INSTRUCTIONS TO FOLLOW
Copy out every line of the data below, word for word and unchanged.

┌──

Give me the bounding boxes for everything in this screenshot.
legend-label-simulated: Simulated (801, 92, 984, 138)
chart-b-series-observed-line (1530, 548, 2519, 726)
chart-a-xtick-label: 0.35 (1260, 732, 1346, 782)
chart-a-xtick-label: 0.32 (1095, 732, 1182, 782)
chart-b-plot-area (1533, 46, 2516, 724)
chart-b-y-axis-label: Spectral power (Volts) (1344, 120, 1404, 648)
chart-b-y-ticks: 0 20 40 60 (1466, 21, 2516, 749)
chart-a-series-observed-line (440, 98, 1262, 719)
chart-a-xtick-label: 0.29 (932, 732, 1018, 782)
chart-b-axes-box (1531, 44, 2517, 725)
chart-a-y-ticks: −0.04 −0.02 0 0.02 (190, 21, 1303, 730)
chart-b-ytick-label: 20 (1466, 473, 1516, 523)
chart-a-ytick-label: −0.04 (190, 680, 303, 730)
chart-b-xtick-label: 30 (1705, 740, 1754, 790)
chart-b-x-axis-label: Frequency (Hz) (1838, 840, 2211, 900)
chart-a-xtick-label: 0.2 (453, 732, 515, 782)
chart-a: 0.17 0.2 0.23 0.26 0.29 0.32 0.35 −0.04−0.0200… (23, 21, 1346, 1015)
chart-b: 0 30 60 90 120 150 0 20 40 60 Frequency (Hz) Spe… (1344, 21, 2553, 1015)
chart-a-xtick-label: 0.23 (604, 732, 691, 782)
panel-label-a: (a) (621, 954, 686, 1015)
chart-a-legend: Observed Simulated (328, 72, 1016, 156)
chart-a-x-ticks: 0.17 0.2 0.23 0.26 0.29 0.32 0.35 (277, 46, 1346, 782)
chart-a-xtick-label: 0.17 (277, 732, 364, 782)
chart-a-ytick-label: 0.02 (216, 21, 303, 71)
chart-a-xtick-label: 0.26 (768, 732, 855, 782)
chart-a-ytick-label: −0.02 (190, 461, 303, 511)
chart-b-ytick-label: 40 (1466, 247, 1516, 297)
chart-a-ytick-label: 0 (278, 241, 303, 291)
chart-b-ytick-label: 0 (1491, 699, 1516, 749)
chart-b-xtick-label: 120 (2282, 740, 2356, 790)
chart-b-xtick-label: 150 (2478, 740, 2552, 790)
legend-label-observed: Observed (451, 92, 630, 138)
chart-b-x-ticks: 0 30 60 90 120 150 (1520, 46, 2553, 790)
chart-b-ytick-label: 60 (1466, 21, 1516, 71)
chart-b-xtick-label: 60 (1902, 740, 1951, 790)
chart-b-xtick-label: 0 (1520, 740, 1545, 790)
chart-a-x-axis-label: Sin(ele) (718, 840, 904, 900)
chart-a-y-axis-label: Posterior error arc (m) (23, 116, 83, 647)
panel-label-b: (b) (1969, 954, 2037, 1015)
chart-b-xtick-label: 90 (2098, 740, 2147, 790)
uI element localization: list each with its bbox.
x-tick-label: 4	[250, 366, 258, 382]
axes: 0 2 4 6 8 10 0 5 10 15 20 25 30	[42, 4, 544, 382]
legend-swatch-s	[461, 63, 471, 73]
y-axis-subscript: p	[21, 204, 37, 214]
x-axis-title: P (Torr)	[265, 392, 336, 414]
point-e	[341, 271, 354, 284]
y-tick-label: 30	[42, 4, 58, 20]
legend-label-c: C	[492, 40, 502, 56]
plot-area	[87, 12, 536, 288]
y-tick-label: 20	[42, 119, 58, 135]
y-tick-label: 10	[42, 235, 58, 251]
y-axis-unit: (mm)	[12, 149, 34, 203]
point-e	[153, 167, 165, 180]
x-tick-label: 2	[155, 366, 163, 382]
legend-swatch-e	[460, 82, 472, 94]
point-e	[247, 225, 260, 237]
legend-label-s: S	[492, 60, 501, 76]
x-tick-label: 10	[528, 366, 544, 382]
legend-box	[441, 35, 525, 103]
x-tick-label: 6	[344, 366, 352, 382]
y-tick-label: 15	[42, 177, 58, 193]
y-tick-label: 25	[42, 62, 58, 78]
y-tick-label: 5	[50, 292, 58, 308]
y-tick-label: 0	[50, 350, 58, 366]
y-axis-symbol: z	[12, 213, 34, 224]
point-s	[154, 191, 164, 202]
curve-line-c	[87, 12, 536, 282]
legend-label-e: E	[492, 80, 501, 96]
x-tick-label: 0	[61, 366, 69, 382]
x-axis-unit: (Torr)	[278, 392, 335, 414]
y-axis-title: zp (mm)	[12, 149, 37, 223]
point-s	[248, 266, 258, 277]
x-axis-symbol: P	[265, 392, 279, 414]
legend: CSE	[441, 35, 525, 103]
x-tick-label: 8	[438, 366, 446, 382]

└──

SOLVED EXERCISE
Give me the bounding boxes for everything in this screenshot.
legend-label-simulated: Simulated (801, 92, 984, 138)
chart-b-series-observed-line (1530, 548, 2519, 726)
chart-a-xtick-label: 0.35 (1260, 732, 1346, 782)
chart-a-xtick-label: 0.32 (1095, 732, 1182, 782)
chart-b-plot-area (1533, 46, 2516, 724)
chart-b-y-axis-label: Spectral power (Volts) (1344, 120, 1404, 648)
chart-b-y-ticks: 0 20 40 60 (1466, 21, 2516, 749)
chart-a-series-observed-line (440, 98, 1262, 719)
chart-a-xtick-label: 0.29 (932, 732, 1018, 782)
chart-b-axes-box (1531, 44, 2517, 725)
chart-a-y-ticks: −0.04 −0.02 0 0.02 (190, 21, 1303, 730)
chart-b-ytick-label: 20 (1466, 473, 1516, 523)
chart-a-ytick-label: −0.04 (190, 680, 303, 730)
chart-b-xtick-label: 30 (1705, 740, 1754, 790)
chart-b-x-axis-label: Frequency (Hz) (1838, 840, 2211, 900)
chart-a-xtick-label: 0.2 (453, 732, 515, 782)
chart-a: 0.17 0.2 0.23 0.26 0.29 0.32 0.35 −0.04−0.0200… (23, 21, 1346, 1015)
chart-b: 0 30 60 90 120 150 0 20 40 60 Frequency (Hz) Spe… (1344, 21, 2553, 1015)
chart-a-xtick-label: 0.23 (604, 732, 691, 782)
panel-label-a: (a) (621, 954, 686, 1015)
chart-a-legend: Observed Simulated (328, 72, 1016, 156)
chart-a-x-ticks: 0.17 0.2 0.23 0.26 0.29 0.32 0.35 (277, 46, 1346, 782)
chart-a-xtick-label: 0.17 (277, 732, 364, 782)
chart-a-ytick-label: 0.02 (216, 21, 303, 71)
chart-a-xtick-label: 0.26 (768, 732, 855, 782)
chart-a-ytick-label: −0.02 (190, 461, 303, 511)
chart-b-ytick-label: 40 (1466, 247, 1516, 297)
chart-a-ytick-label: 0 (278, 241, 303, 291)
chart-b-ytick-label: 0 (1491, 699, 1516, 749)
chart-b-xtick-label: 120 (2282, 740, 2356, 790)
chart-b-xtick-label: 150 (2478, 740, 2552, 790)
legend-label-observed: Observed (451, 92, 630, 138)
chart-b-x-ticks: 0 30 60 90 120 150 (1520, 46, 2553, 790)
chart-b-ytick-label: 60 (1466, 21, 1516, 71)
chart-b-xtick-label: 60 (1902, 740, 1951, 790)
chart-b-xtick-label: 0 (1520, 740, 1545, 790)
chart-a-x-axis-label: Sin(ele) (718, 840, 904, 900)
chart-a-y-axis-label: Posterior error arc (m) (23, 116, 83, 647)
panel-label-b: (b) (1969, 954, 2037, 1015)
chart-b-xtick-label: 90 (2098, 740, 2147, 790)
uI element localization: list each with its bbox.
x-tick-label: 4	[250, 366, 258, 382]
axes: 0 2 4 6 8 10 0 5 10 15 20 25 30	[42, 4, 544, 382]
legend-swatch-s	[461, 63, 471, 73]
y-axis-subscript: p	[21, 204, 37, 214]
x-axis-title: P (Torr)	[265, 392, 336, 414]
point-e	[341, 271, 354, 284]
y-tick-label: 30	[42, 4, 58, 20]
legend-label-c: C	[492, 40, 502, 56]
plot-area	[87, 12, 536, 288]
y-tick-label: 20	[42, 119, 58, 135]
y-tick-label: 10	[42, 235, 58, 251]
y-axis-unit: (mm)	[12, 149, 34, 203]
point-e	[153, 167, 165, 180]
x-tick-label: 2	[155, 366, 163, 382]
legend-swatch-e	[460, 82, 472, 94]
point-e	[247, 225, 260, 237]
legend-label-s: S	[492, 60, 501, 76]
x-tick-label: 10	[528, 366, 544, 382]
legend-box	[441, 35, 525, 103]
x-tick-label: 6	[344, 366, 352, 382]
y-tick-label: 15	[42, 177, 58, 193]
y-tick-label: 25	[42, 62, 58, 78]
y-tick-label: 5	[50, 292, 58, 308]
y-tick-label: 0	[50, 350, 58, 366]
y-axis-symbol: z	[12, 213, 34, 224]
point-s	[154, 191, 164, 202]
curve-line-c	[87, 12, 536, 282]
legend-label-e: E	[492, 80, 501, 96]
x-tick-label: 0	[61, 366, 69, 382]
x-axis-unit: (Torr)	[278, 392, 335, 414]
y-axis-title: zp (mm)	[12, 149, 37, 223]
point-s	[248, 266, 258, 277]
x-axis-symbol: P	[265, 392, 279, 414]
legend: CSE	[441, 35, 525, 103]
x-tick-label: 8	[438, 366, 446, 382]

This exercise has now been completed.